▶ Verilen görev 1
Totem metninin "- 644 Okunma" sözcüklerini içeren yerden başlayıp "özneli monte oluştur." sözcüklerinden sonra biten kısmını olduğu gibi yazın.

▶ Metin alıntısı
━━━━━━━━━━━━━━━━━━━━━━━━━━━━━━

- 644 Okunma
- 0 Yorum
- 0 Beğeni
Totem İlah Mamon 2
Totemi mana ve totemi yalıtmanın içinde ufak bir ortak sosyal birlik eğilimleri olmadı mı, totemi alan da olamazdı. Totemi oluş, genel zaman akışlı çevrenin içine çevre devinmesine uygun bir özneli monte oluştur.
Çevredeki genel zamanın özel ve özgün bir parça olan dilim alanın içine, grup eğilimli tutumlar yalıtama olmaktadır. Yani genel frekanslı salınımlı belli bir frekans üzerine özel özgün ve amaçlı bir salınım bindiriş edilmektedir.
Genel zamanın sanal olmakla yalıtılan belli frekansı üzerine modüle edilen gruba özgü amaçlı bir özneli oluş; totemi oluşla zamanı akıtmaktı. Totem, yalın ve ayrı ayrı yalıtıma oluşlarıyla gelecekteki sosyo toplumunun ön nüvesidir. Sosyal (duygu deş) bir var oluş sistemidir.
Kısaca totem, grup iradesi basıncıydı. Totem, grup iradesi olmakla; kişi üzerine bir etkiydi. Totem kişi eğilimlerinin grup üzerinde düzenlenişiyle; kişinin kendi üzerine dıştan kendi etkisidir.
Grup iradesi ya da totem iradesi bu ilk aşamasıyla yapıcı, dinamik kolektif bir iradedir. Ortaklığa hitap eden bu güç ve bu irade; yöneten, saygılınınsan ve hatta yokluğu düşünüldüğünde korkulan iradedir. Etkileri ile bu irade, olağan üstü ve büyüleyicidir.
Süreç uzun aradan sonra köleci sisteme geçecekti. Totemi iradenin daha gelişkin şekli olan ilahi irade ile totemi irade etkileri özel mülk sahiplerinin eline geçecekti. Grup gücünden ve ittifakı güçten oluşan bu güç; özel mülk sahibinin El, gücü olacaktı.

━━━━━━━━━━━━━━━━━━━━━━━━━━━━━━

▶ Çıkarılan veriler
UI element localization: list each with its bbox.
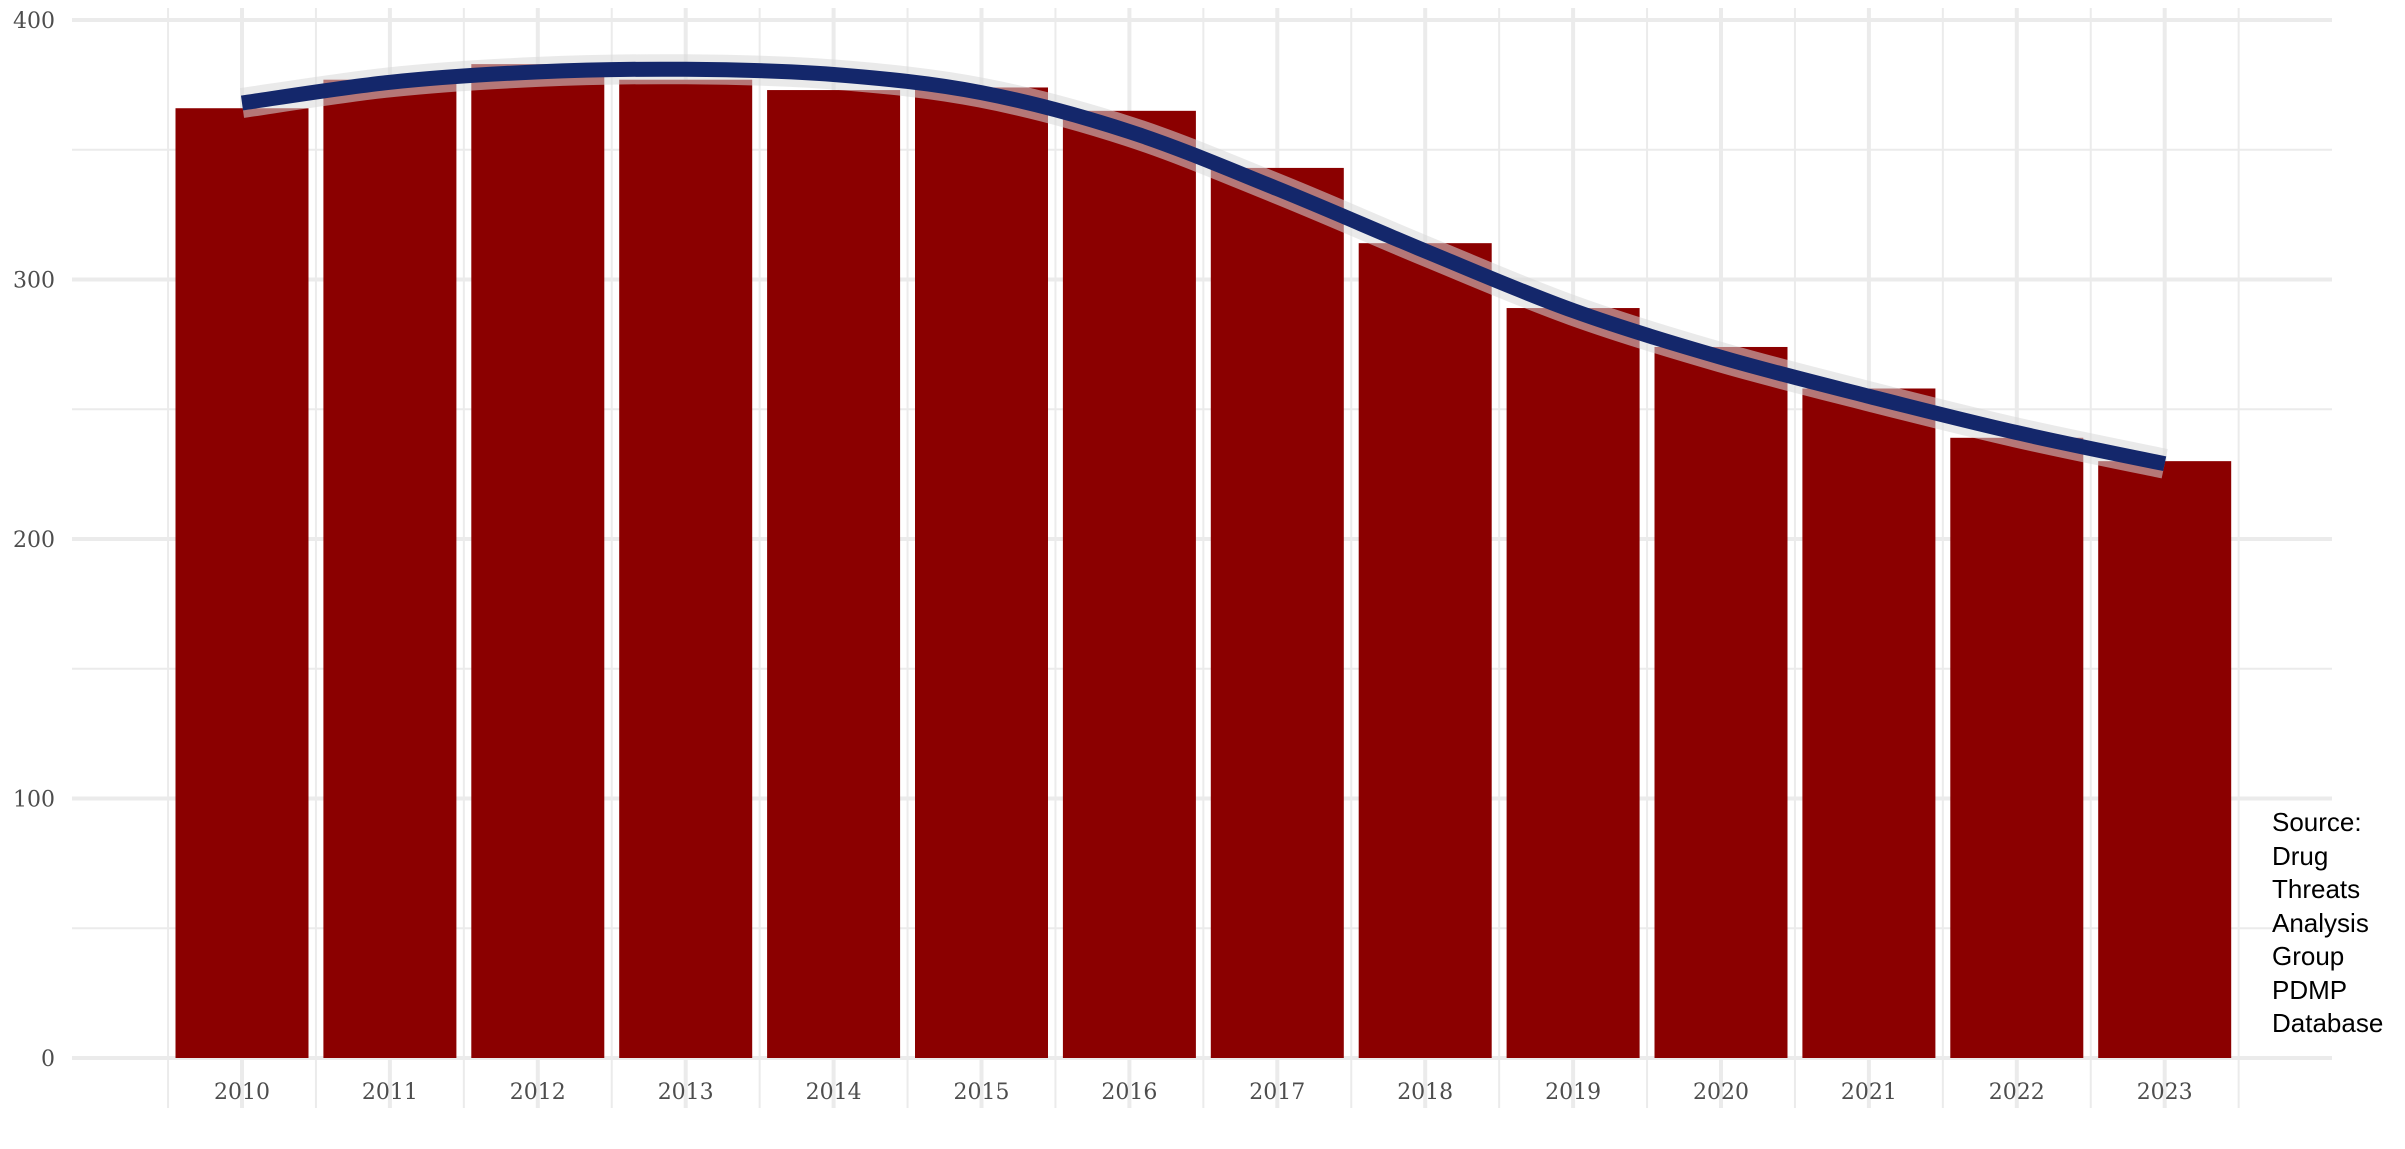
x-tick-label-2014: 2014 bbox=[806, 1080, 862, 1105]
bar-2018 bbox=[1358, 243, 1492, 1059]
trend-line bbox=[239, 54, 2168, 479]
x-tick-label-2018: 2018 bbox=[1397, 1080, 1453, 1105]
bar-2023 bbox=[2098, 461, 2232, 1058]
x-tick-label-2019: 2019 bbox=[1545, 1080, 1601, 1105]
bar-2020 bbox=[1654, 346, 1788, 1059]
x-tick-label-2020: 2020 bbox=[1693, 1080, 1749, 1105]
x-tick-label-2012: 2012 bbox=[510, 1080, 566, 1105]
bars bbox=[175, 64, 2232, 1059]
y-tick-label-100: 100 bbox=[13, 788, 55, 813]
x-tick-label-2010: 2010 bbox=[214, 1080, 270, 1105]
x-tick-label-2021: 2021 bbox=[1841, 1080, 1897, 1105]
bar-2015 bbox=[915, 87, 1048, 1059]
bar-2017 bbox=[1210, 167, 1344, 1059]
bar-2021 bbox=[1802, 388, 1936, 1058]
bar-2010 bbox=[175, 108, 309, 1059]
bar-2011 bbox=[323, 79, 457, 1058]
y-tick-label-300: 300 bbox=[13, 269, 55, 294]
bar-2012 bbox=[471, 64, 605, 1059]
x-tick-label-2022: 2022 bbox=[1989, 1080, 2045, 1105]
x-tick-label-2017: 2017 bbox=[1249, 1080, 1305, 1105]
bar-2013 bbox=[619, 79, 753, 1058]
x-tick-label-2013: 2013 bbox=[658, 1080, 714, 1105]
source-caption: Source: Drug Threats Analysis Group PDMP… bbox=[2272, 807, 2384, 1038]
trend-line-path bbox=[240, 61, 2167, 472]
y-tick-label-200: 200 bbox=[13, 528, 55, 553]
bar-2016 bbox=[1062, 110, 1196, 1058]
bar-2022 bbox=[1950, 437, 2084, 1058]
x-tick-label-2011: 2011 bbox=[362, 1080, 418, 1105]
x-tick-label-2016: 2016 bbox=[1101, 1080, 1157, 1105]
x-tick-label-2023: 2023 bbox=[2137, 1080, 2193, 1105]
x-tick-label-2015: 2015 bbox=[954, 1080, 1010, 1105]
y-axis-ticks: 0 100 200 300 400 bbox=[13, 9, 55, 1072]
bar-2019 bbox=[1506, 308, 1640, 1058]
y-tick-label-400: 400 bbox=[13, 9, 55, 34]
bar-2014 bbox=[767, 90, 901, 1058]
x-axis-ticks: 2010 2011 2012 2013 2014 2015 2016 2017 2018 2019… bbox=[214, 1080, 2193, 1105]
y-tick-label-0: 0 bbox=[41, 1047, 55, 1072]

━━━━━━━━━━━━━━━━━━━━━━━━━━━━━━

▶ Verilen görev 2
Çıkarılan verilerdeki satırları, "x-tick-label-2014: 2014 bbox=[806, 1080, 862, 1105]" içeren satırdan başlayıp "bar-2014 bbox=[767, 90, 901, 1058]" içeren satırdan sonra durarak, iki uç satır da dahil olmak üzere aynen yeniden verin.

▶ Doğru cevap 1
- 644 Okunma
- 0 Yorum
- 0 Beğeni
Totem İlah Mamon 2
Totemi mana ve totemi yalıtmanın içinde ufak bir ortak sosyal birlik eğilimleri olmadı mı, totemi alan da olamazdı. Totemi oluş, genel zaman akışlı çevrenin içine çevre devinmesine uygun bir özneli monte oluştur.

▶ Doğru cevap 2
x-tick-label-2014: 2014 bbox=[806, 1080, 862, 1105]
bar-2018 bbox=[1358, 243, 1492, 1059]
trend-line bbox=[239, 54, 2168, 479]
x-tick-label-2018: 2018 bbox=[1397, 1080, 1453, 1105]
bar-2023 bbox=[2098, 461, 2232, 1058]
x-tick-label-2019: 2019 bbox=[1545, 1080, 1601, 1105]
bar-2020 bbox=[1654, 346, 1788, 1059]
x-tick-label-2020: 2020 bbox=[1693, 1080, 1749, 1105]
x-tick-label-2012: 2012 bbox=[510, 1080, 566, 1105]
bars bbox=[175, 64, 2232, 1059]
y-tick-label-100: 100 bbox=[13, 788, 55, 813]
x-tick-label-2010: 2010 bbox=[214, 1080, 270, 1105]
x-tick-label-2021: 2021 bbox=[1841, 1080, 1897, 1105]
bar-2015 bbox=[915, 87, 1048, 1059]
bar-2017 bbox=[1210, 167, 1344, 1059]
bar-2021 bbox=[1802, 388, 1936, 1058]
bar-2010 bbox=[175, 108, 309, 1059]
bar-2011 bbox=[323, 79, 457, 1058]
y-tick-label-300: 300 bbox=[13, 269, 55, 294]
bar-2012 bbox=[471, 64, 605, 1059]
x-tick-label-2022: 2022 bbox=[1989, 1080, 2045, 1105]
x-tick-label-2017: 2017 bbox=[1249, 1080, 1305, 1105]
bar-2013 bbox=[619, 79, 753, 1058]
x-tick-label-2013: 2013 bbox=[658, 1080, 714, 1105]
source-caption: Source: Drug Threats Analysis Group PDMP… bbox=[2272, 807, 2384, 1038]
trend-line-path bbox=[240, 61, 2167, 472]
y-tick-label-200: 200 bbox=[13, 528, 55, 553]
bar-2016 bbox=[1062, 110, 1196, 1058]
bar-2022 bbox=[1950, 437, 2084, 1058]
x-tick-label-2011: 2011 bbox=[362, 1080, 418, 1105]
x-tick-label-2016: 2016 bbox=[1101, 1080, 1157, 1105]
x-tick-label-2023: 2023 bbox=[2137, 1080, 2193, 1105]
x-tick-label-2015: 2015 bbox=[954, 1080, 1010, 1105]
y-axis-ticks: 0 100 200 300 400 bbox=[13, 9, 55, 1072]
bar-2019 bbox=[1506, 308, 1640, 1058]
y-tick-label-400: 400 bbox=[13, 9, 55, 34]
bar-2014 bbox=[767, 90, 901, 1058]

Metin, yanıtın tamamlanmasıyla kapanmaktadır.